• _INSTRUCTIONS FOR THE TASK_: Retype all the records with nothing changed.

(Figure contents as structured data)
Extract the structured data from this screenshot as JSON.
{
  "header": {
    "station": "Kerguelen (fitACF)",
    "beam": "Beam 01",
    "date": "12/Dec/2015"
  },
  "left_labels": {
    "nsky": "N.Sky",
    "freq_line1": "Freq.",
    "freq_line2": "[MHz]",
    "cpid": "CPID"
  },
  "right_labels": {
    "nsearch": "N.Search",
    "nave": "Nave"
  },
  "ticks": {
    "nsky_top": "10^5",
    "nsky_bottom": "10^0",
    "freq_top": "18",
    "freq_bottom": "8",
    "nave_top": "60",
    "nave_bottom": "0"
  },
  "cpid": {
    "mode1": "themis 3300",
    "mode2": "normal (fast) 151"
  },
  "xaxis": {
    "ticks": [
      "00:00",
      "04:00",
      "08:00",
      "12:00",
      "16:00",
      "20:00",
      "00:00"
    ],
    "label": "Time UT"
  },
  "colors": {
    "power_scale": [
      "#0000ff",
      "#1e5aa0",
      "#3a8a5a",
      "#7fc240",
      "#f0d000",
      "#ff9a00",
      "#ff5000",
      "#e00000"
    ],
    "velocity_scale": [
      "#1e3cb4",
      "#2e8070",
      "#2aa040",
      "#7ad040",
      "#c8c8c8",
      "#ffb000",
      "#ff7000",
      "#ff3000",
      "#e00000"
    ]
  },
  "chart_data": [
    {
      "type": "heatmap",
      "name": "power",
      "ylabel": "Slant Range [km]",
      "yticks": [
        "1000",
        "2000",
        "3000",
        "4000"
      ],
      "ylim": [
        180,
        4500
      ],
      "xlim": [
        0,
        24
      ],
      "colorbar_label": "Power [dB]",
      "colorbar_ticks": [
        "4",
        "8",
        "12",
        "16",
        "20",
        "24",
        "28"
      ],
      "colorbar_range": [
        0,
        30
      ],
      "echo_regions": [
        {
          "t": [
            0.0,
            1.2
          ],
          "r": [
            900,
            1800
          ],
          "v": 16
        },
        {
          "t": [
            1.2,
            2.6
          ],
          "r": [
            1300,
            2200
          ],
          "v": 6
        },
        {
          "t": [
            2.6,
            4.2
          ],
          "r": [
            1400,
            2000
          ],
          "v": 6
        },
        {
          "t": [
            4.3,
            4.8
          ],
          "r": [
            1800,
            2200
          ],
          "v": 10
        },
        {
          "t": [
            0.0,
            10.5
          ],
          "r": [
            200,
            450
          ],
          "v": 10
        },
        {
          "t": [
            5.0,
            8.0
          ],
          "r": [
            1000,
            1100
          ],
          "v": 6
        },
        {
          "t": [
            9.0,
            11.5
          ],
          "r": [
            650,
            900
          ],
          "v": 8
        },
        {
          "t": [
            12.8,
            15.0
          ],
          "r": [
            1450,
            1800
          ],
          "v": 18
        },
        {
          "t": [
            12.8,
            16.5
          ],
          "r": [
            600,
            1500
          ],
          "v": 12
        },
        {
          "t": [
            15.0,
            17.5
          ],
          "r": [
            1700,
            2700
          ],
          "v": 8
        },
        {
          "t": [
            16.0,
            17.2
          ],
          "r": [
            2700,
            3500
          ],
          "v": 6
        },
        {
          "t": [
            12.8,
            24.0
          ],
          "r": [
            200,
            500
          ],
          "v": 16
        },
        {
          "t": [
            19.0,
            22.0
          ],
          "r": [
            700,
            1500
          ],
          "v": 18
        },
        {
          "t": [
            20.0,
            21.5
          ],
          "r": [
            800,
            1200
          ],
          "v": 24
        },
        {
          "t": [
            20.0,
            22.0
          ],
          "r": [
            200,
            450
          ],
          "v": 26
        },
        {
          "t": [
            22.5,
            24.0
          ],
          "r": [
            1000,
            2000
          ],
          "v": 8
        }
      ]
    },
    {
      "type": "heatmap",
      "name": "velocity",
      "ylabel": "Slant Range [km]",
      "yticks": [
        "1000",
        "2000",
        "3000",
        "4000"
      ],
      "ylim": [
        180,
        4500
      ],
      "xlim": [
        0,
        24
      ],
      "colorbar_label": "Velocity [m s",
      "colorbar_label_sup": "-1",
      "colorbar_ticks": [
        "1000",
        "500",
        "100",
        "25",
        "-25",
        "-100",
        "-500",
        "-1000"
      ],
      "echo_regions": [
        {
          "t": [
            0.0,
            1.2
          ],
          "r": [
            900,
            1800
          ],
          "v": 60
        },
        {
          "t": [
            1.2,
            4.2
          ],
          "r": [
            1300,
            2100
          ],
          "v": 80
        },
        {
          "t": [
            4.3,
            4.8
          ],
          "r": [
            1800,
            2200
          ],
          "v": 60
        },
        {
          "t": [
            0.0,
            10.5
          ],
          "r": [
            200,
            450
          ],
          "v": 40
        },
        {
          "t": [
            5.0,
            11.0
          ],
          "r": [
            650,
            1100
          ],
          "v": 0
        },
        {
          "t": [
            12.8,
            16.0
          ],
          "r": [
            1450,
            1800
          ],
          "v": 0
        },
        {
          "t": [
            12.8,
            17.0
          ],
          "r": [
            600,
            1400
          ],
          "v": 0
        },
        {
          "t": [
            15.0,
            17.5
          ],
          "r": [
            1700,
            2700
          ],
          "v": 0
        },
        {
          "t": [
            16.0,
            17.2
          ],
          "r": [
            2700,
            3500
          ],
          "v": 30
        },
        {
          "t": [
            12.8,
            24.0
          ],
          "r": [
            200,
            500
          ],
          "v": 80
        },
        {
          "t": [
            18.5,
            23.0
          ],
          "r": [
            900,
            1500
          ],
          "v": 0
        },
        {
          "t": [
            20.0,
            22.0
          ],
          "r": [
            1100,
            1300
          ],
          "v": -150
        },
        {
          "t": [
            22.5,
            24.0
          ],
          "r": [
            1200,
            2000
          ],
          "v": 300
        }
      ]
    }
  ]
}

• _EXPECTED OUTPUT_:
Extract the structured data from this screenshot as JSON.
{
  "header": {
    "station": "Kerguelen (fitACF)",
    "beam": "Beam 01",
    "date": "12/Dec/2015"
  },
  "left_labels": {
    "nsky": "N.Sky",
    "freq_line1": "Freq.",
    "freq_line2": "[MHz]",
    "cpid": "CPID"
  },
  "right_labels": {
    "nsearch": "N.Search",
    "nave": "Nave"
  },
  "ticks": {
    "nsky_top": "10^5",
    "nsky_bottom": "10^0",
    "freq_top": "18",
    "freq_bottom": "8",
    "nave_top": "60",
    "nave_bottom": "0"
  },
  "cpid": {
    "mode1": "themis 3300",
    "mode2": "normal (fast) 151"
  },
  "xaxis": {
    "ticks": [
      "00:00",
      "04:00",
      "08:00",
      "12:00",
      "16:00",
      "20:00",
      "00:00"
    ],
    "label": "Time UT"
  },
  "colors": {
    "power_scale": [
      "#0000ff",
      "#1e5aa0",
      "#3a8a5a",
      "#7fc240",
      "#f0d000",
      "#ff9a00",
      "#ff5000",
      "#e00000"
    ],
    "velocity_scale": [
      "#1e3cb4",
      "#2e8070",
      "#2aa040",
      "#7ad040",
      "#c8c8c8",
      "#ffb000",
      "#ff7000",
      "#ff3000",
      "#e00000"
    ]
  },
  "chart_data": [
    {
      "type": "heatmap",
      "name": "power",
      "ylabel": "Slant Range [km]",
      "yticks": [
        "1000",
        "2000",
        "3000",
        "4000"
      ],
      "ylim": [
        180,
        4500
      ],
      "xlim": [
        0,
        24
      ],
      "colorbar_label": "Power [dB]",
      "colorbar_ticks": [
        "4",
        "8",
        "12",
        "16",
        "20",
        "24",
        "28"
      ],
      "colorbar_range": [
        0,
        30
      ],
      "echo_regions": [
        {
          "t": [
            0.0,
            1.2
          ],
          "r": [
            900,
            1800
          ],
          "v": 16
        },
        {
          "t": [
            1.2,
            2.6
          ],
          "r": [
            1300,
            2200
          ],
          "v": 6
        },
        {
          "t": [
            2.6,
            4.2
          ],
          "r": [
            1400,
            2000
          ],
          "v": 6
        },
        {
          "t": [
            4.3,
            4.8
          ],
          "r": [
            1800,
            2200
          ],
          "v": 10
        },
        {
          "t": [
            0.0,
            10.5
          ],
          "r": [
            200,
            450
          ],
          "v": 10
        },
        {
          "t": [
            5.0,
            8.0
          ],
          "r": [
            1000,
            1100
          ],
          "v": 6
        },
        {
          "t": [
            9.0,
            11.5
          ],
          "r": [
            650,
            900
          ],
          "v": 8
        },
        {
          "t": [
            12.8,
            15.0
          ],
          "r": [
            1450,
            1800
          ],
          "v": 18
        },
        {
          "t": [
            12.8,
            16.5
          ],
          "r": [
            600,
            1500
          ],
          "v": 12
        },
        {
          "t": [
            15.0,
            17.5
          ],
          "r": [
            1700,
            2700
          ],
          "v": 8
        },
        {
          "t": [
            16.0,
            17.2
          ],
          "r": [
            2700,
            3500
          ],
          "v": 6
        },
        {
          "t": [
            12.8,
            24.0
          ],
          "r": [
            200,
            500
          ],
          "v": 16
        },
        {
          "t": [
            19.0,
            22.0
          ],
          "r": [
            700,
            1500
          ],
          "v": 18
        },
        {
          "t": [
            20.0,
            21.5
          ],
          "r": [
            800,
            1200
          ],
          "v": 24
        },
        {
          "t": [
            20.0,
            22.0
          ],
          "r": [
            200,
            450
          ],
          "v": 26
        },
        {
          "t": [
            22.5,
            24.0
          ],
          "r": [
            1000,
            2000
          ],
          "v": 8
        }
      ]
    },
    {
      "type": "heatmap",
      "name": "velocity",
      "ylabel": "Slant Range [km]",
      "yticks": [
        "1000",
        "2000",
        "3000",
        "4000"
      ],
      "ylim": [
        180,
        4500
      ],
      "xlim": [
        0,
        24
      ],
      "colorbar_label": "Velocity [m s",
      "colorbar_label_sup": "-1",
      "colorbar_ticks": [
        "1000",
        "500",
        "100",
        "25",
        "-25",
        "-100",
        "-500",
        "-1000"
      ],
      "echo_regions": [
        {
          "t": [
            0.0,
            1.2
          ],
          "r": [
            900,
            1800
          ],
          "v": 60
        },
        {
          "t": [
            1.2,
            4.2
          ],
          "r": [
            1300,
            2100
          ],
          "v": 80
        },
        {
          "t": [
            4.3,
            4.8
          ],
          "r": [
            1800,
            2200
          ],
          "v": 60
        },
        {
          "t": [
            0.0,
            10.5
          ],
          "r": [
            200,
            450
          ],
          "v": 40
        },
        {
          "t": [
            5.0,
            11.0
          ],
          "r": [
            650,
            1100
          ],
          "v": 0
        },
        {
          "t": [
            12.8,
            16.0
          ],
          "r": [
            1450,
            1800
          ],
          "v": 0
        },
        {
          "t": [
            12.8,
            17.0
          ],
          "r": [
            600,
            1400
          ],
          "v": 0
        },
        {
          "t": [
            15.0,
            17.5
          ],
          "r": [
            1700,
            2700
          ],
          "v": 0
        },
        {
          "t": [
            16.0,
            17.2
          ],
          "r": [
            2700,
            3500
          ],
          "v": 30
        },
        {
          "t": [
            12.8,
            24.0
          ],
          "r": [
            200,
            500
          ],
          "v": 80
        },
        {
          "t": [
            18.5,
            23.0
          ],
          "r": [
            900,
            1500
          ],
          "v": 0
        },
        {
          "t": [
            20.0,
            22.0
          ],
          "r": [
            1100,
            1300
          ],
          "v": -150
        },
        {
          "t": [
            22.5,
            24.0
          ],
          "r": [
            1200,
            2000
          ],
          "v": 300
        }
      ]
    }
  ]
}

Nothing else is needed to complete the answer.